» TASK DIRECTIONS
Every entry must be given again exactly.

» Some records

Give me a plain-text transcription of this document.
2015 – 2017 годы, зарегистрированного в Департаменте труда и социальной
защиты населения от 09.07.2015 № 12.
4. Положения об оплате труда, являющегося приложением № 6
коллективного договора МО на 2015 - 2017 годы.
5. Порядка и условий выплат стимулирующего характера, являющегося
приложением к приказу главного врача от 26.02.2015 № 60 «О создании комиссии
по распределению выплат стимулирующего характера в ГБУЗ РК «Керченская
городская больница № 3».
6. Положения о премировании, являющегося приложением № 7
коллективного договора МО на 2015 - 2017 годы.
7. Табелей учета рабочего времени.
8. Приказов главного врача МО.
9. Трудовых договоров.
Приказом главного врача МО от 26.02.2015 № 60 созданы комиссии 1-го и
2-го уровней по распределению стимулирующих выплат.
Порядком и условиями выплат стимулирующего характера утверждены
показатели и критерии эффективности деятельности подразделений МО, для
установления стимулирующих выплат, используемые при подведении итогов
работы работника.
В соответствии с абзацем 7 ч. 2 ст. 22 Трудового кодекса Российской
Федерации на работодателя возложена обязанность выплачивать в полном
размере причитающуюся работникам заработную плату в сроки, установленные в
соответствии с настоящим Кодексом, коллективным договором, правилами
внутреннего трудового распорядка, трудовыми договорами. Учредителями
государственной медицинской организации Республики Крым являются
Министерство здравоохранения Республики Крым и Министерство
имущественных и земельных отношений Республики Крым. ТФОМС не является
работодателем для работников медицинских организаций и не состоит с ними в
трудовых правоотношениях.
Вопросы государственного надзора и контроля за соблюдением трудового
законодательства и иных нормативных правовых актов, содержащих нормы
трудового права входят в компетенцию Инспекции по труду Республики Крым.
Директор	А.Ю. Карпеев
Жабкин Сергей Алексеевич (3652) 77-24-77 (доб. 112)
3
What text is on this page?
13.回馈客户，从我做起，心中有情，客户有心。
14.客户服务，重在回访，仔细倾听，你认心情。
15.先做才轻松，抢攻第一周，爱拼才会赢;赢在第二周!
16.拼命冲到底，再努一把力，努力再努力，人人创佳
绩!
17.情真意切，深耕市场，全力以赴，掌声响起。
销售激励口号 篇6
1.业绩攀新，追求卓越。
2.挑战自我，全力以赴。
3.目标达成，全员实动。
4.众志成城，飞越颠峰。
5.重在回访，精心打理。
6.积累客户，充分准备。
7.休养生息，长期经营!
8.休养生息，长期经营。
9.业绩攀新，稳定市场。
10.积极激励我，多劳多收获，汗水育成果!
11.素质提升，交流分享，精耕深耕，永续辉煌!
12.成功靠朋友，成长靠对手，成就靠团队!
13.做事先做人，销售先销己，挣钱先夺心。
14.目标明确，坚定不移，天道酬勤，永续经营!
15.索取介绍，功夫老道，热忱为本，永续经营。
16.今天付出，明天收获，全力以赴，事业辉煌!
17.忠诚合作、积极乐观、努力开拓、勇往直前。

» ANSWER TO THIS EXERCISE
Give me a plain-text transcription of this document.
2015 – 2017 годы, зарегистрированного в Департаменте труда и социальной
защиты населения от 09.07.2015 № 12.
4. Положения об оплате труда, являющегося приложением № 6
коллективного договора МО на 2015 - 2017 годы.
5. Порядка и условий выплат стимулирующего характера, являющегося
приложением к приказу главного врача от 26.02.2015 № 60 «О создании комиссии
по распределению выплат стимулирующего характера в ГБУЗ РК «Керченская
городская больница № 3».
6. Положения о премировании, являющегося приложением № 7
коллективного договора МО на 2015 - 2017 годы.
7. Табелей учета рабочего времени.
8. Приказов главного врача МО.
9. Трудовых договоров.
Приказом главного врача МО от 26.02.2015 № 60 созданы комиссии 1-го и
2-го уровней по распределению стимулирующих выплат.
Порядком и условиями выплат стимулирующего характера утверждены
показатели и критерии эффективности деятельности подразделений МО, для
установления стимулирующих выплат, используемые при подведении итогов
работы работника.
В соответствии с абзацем 7 ч. 2 ст. 22 Трудового кодекса Российской
Федерации на работодателя возложена обязанность выплачивать в полном
размере причитающуюся работникам заработную плату в сроки, установленные в
соответствии с настоящим Кодексом, коллективным договором, правилами
внутреннего трудового распорядка, трудовыми договорами. Учредителями
государственной медицинской организации Республики Крым являются
Министерство здравоохранения Республики Крым и Министерство
имущественных и земельных отношений Республики Крым. ТФОМС не является
работодателем для работников медицинских организаций и не состоит с ними в
трудовых правоотношениях.
Вопросы государственного надзора и контроля за соблюдением трудового
законодательства и иных нормативных правовых актов, содержащих нормы
трудового права входят в компетенцию Инспекции по труду Республики Крым.
Директор	А.Ю. Карпеев
Жабкин Сергей Алексеевич (3652) 77-24-77 (доб. 112)
3
What text is on this page?
13.回馈客户，从我做起，心中有情，客户有心。
14.客户服务，重在回访，仔细倾听，你认心情。
15.先做才轻松，抢攻第一周，爱拼才会赢;赢在第二周!
16.拼命冲到底，再努一把力，努力再努力，人人创佳
绩!
17.情真意切，深耕市场，全力以赴，掌声响起。
销售激励口号 篇6
1.业绩攀新，追求卓越。
2.挑战自我，全力以赴。
3.目标达成，全员实动。
4.众志成城，飞越颠峰。
5.重在回访，精心打理。
6.积累客户，充分准备。
7.休养生息，长期经营!
8.休养生息，长期经营。
9.业绩攀新，稳定市场。
10.积极激励我，多劳多收获，汗水育成果!
11.素质提升，交流分享，精耕深耕，永续辉煌!
12.成功靠朋友，成长靠对手，成就靠团队!
13.做事先做人，销售先销己，挣钱先夺心。
14.目标明确，坚定不移，天道酬勤，永续经营!
15.索取介绍，功夫老道，热忱为本，永续经营。
16.今天付出，明天收获，全力以赴，事业辉煌!
17.忠诚合作、积极乐观、努力开拓、勇往直前。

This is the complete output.